▸ **What you have to do**
The entries below are to be written out again without alteration.
___ The data
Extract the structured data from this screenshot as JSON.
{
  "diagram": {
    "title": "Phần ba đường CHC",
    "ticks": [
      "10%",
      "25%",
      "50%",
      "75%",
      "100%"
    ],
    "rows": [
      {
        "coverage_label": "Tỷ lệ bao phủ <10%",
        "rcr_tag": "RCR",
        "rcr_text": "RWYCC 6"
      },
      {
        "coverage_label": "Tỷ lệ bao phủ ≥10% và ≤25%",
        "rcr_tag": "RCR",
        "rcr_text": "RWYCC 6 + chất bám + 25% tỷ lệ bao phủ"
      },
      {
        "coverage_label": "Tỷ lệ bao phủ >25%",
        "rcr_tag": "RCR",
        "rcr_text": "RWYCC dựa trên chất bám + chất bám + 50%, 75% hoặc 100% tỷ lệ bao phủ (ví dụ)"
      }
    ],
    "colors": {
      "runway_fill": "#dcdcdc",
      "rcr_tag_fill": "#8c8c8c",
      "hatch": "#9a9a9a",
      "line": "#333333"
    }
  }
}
______
▸ **Finished task**
Extract the structured data from this screenshot as JSON.
{
  "diagram": {
    "title": "Phần ba đường CHC",
    "ticks": [
      "10%",
      "25%",
      "50%",
      "75%",
      "100%"
    ],
    "rows": [
      {
        "coverage_label": "Tỷ lệ bao phủ <10%",
        "rcr_tag": "RCR",
        "rcr_text": "RWYCC 6"
      },
      {
        "coverage_label": "Tỷ lệ bao phủ ≥10% và ≤25%",
        "rcr_tag": "RCR",
        "rcr_text": "RWYCC 6 + chất bám + 25% tỷ lệ bao phủ"
      },
      {
        "coverage_label": "Tỷ lệ bao phủ >25%",
        "rcr_tag": "RCR",
        "rcr_text": "RWYCC dựa trên chất bám + chất bám + 50%, 75% hoặc 100% tỷ lệ bao phủ (ví dụ)"
      }
    ],
    "colors": {
      "runway_fill": "#dcdcdc",
      "rcr_tag_fill": "#8c8c8c",
      "hatch": "#9a9a9a",
      "line": "#333333"
    }
  }
}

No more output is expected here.